| YOUR OBJECTIVE |
List all lines in the material below that contain "icon".

| AVAILABLE RECORDS |
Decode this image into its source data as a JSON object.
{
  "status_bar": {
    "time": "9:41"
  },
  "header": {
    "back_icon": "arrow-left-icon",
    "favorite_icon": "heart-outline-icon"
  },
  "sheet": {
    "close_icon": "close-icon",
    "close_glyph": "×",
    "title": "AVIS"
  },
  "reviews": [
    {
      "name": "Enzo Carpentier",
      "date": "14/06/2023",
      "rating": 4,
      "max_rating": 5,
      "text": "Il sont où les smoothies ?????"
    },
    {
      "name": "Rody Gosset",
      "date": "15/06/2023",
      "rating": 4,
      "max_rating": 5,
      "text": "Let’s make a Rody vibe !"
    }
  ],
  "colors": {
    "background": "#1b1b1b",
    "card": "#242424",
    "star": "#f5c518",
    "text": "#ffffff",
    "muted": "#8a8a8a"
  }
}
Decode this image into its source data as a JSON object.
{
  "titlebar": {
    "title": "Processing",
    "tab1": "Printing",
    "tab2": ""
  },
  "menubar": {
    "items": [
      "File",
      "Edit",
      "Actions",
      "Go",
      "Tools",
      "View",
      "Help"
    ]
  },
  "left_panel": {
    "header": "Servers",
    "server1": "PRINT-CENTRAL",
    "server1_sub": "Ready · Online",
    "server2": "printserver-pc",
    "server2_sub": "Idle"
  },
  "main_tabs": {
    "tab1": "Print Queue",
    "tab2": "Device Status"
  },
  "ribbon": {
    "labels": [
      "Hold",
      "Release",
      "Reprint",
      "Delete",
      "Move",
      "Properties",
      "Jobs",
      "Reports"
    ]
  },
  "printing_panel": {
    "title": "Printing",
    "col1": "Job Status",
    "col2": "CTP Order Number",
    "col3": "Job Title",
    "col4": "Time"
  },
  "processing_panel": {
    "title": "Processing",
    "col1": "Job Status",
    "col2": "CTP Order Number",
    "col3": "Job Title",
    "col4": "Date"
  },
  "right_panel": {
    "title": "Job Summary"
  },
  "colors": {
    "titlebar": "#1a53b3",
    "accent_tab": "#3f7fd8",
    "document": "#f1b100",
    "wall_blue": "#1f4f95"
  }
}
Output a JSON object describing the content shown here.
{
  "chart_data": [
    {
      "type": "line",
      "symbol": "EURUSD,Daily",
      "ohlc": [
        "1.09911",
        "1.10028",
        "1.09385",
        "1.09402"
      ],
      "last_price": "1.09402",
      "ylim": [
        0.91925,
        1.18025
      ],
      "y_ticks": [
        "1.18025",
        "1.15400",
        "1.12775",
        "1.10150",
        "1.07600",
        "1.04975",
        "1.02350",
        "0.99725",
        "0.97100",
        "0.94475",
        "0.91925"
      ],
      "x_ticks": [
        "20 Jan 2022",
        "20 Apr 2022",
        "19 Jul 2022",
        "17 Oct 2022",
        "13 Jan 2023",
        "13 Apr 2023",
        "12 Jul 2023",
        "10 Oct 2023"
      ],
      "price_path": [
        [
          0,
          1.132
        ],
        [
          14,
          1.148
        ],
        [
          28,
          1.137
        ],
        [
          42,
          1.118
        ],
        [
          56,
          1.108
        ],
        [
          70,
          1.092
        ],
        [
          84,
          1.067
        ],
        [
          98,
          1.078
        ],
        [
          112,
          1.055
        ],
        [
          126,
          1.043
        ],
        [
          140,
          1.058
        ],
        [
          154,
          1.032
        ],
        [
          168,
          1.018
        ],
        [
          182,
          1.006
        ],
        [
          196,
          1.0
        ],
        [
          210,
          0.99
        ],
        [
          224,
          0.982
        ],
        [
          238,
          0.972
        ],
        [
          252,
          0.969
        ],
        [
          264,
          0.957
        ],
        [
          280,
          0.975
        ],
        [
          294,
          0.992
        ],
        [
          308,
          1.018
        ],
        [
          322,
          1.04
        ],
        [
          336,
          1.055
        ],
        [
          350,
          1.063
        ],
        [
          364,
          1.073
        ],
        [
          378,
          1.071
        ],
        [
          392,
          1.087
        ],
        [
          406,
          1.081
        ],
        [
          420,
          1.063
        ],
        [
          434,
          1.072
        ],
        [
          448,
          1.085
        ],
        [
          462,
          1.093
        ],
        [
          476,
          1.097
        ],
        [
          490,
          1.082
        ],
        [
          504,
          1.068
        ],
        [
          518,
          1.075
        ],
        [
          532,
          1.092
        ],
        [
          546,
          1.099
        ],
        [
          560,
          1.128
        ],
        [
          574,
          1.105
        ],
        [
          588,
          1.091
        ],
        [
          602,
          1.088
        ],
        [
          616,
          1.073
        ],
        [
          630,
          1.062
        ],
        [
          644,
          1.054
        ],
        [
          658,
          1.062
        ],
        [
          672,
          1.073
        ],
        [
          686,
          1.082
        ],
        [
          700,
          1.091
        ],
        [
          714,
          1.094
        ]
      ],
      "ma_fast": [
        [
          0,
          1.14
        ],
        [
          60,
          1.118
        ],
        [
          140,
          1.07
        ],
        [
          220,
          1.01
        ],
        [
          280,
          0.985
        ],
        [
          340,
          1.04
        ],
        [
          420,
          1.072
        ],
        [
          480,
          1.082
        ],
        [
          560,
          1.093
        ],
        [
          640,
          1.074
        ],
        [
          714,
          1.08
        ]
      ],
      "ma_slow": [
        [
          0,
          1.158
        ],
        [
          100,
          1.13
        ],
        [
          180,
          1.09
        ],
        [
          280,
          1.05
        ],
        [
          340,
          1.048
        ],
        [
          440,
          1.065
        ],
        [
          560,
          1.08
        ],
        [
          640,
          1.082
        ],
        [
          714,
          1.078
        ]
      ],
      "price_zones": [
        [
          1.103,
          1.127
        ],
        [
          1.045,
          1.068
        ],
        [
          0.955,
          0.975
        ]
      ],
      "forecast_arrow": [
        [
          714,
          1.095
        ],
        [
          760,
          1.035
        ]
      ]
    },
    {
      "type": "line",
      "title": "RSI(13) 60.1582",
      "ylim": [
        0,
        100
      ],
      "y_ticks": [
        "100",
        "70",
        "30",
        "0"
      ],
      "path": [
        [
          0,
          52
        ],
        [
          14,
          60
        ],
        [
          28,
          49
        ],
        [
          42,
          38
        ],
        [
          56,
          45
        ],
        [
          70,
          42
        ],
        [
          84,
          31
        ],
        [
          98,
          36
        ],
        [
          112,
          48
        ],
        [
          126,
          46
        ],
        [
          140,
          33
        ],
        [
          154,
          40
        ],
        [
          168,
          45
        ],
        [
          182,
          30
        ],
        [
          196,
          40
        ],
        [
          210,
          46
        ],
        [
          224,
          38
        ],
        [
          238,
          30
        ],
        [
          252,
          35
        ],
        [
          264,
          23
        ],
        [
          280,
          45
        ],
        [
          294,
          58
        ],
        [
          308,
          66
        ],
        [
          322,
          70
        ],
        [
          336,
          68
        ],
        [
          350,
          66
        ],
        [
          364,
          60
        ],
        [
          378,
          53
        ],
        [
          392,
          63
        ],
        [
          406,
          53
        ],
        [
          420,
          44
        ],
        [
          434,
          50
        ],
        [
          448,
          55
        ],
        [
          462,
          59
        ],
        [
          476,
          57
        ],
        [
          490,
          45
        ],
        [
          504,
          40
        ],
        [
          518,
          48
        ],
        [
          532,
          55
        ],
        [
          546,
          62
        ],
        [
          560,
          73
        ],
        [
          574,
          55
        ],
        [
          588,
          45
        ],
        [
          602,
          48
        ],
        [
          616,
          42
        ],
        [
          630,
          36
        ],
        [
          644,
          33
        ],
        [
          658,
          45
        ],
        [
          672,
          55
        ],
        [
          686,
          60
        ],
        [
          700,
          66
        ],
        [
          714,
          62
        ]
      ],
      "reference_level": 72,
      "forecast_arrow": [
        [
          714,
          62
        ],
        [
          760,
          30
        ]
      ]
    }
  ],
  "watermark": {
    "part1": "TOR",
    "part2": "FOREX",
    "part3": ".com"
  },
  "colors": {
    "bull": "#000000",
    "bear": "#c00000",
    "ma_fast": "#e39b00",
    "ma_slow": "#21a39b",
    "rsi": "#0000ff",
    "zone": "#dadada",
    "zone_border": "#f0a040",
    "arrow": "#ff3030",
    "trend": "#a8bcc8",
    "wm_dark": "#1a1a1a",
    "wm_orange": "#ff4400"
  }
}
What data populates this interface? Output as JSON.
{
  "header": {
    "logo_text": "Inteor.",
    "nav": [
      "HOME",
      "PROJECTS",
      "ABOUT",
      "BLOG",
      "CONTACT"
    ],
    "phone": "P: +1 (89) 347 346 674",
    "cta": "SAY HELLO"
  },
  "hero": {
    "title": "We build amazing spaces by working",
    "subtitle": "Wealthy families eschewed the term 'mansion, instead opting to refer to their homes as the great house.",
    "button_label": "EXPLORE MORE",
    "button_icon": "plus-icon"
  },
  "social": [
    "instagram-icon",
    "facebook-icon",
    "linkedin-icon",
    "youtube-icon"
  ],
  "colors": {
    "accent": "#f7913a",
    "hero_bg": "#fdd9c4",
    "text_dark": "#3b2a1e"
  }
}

| RESULT OF THE EXERCISE |
    "back_icon": "arrow-left-icon",
    "favorite_icon": "heart-outline-icon"
    "close_icon": "close-icon",
    "button_icon": "plus-icon"
    "instagram-icon",
    "facebook-icon",
    "linkedin-icon",
    "youtube-icon"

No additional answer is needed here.